**EXERCISE PROMPT:** Look for the word "title" in the entries below, then copy every line that has it.

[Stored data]
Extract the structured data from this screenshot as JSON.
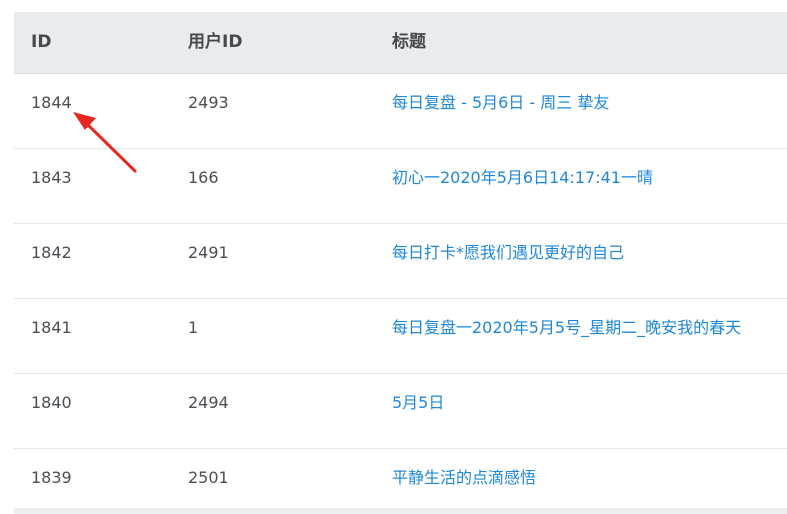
{
  "table": {
    "headers": {
      "id": "ID",
      "user_id": "用户ID",
      "title": "标题"
    },
    "rows": [
      {
        "id": "1844",
        "user_id": "2493",
        "title": "每日复盘 - 5月6日 - 周三 挚友"
      },
      {
        "id": "1843",
        "user_id": "166",
        "title": "初心一2020年5月6日14:17:41一晴"
      },
      {
        "id": "1842",
        "user_id": "2491",
        "title": "每日打卡*愿我们遇见更好的自己"
      },
      {
        "id": "1841",
        "user_id": "1",
        "title": "每日复盘一2020年5月5号_星期二_晚安我的春天"
      },
      {
        "id": "1840",
        "user_id": "2494",
        "title": "5月5日"
      },
      {
        "id": "1839",
        "user_id": "2501",
        "title": "平静生活的点滴感悟"
      }
    ]
  },
  "annotation": {
    "color": "#e8281f"
  }
}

**CORRECT OUTPUT:**
      "title": "标题"
        "title": "每日复盘 - 5月6日 - 周三 挚友"
        "title": "初心一2020年5月6日14:17:41一晴"
        "title": "每日打卡*愿我们遇见更好的自己"
        "title": "每日复盘一2020年5月5号_星期二_晚安我的春天"
        "title": "5月5日"
        "title": "平静生活的点滴感悟"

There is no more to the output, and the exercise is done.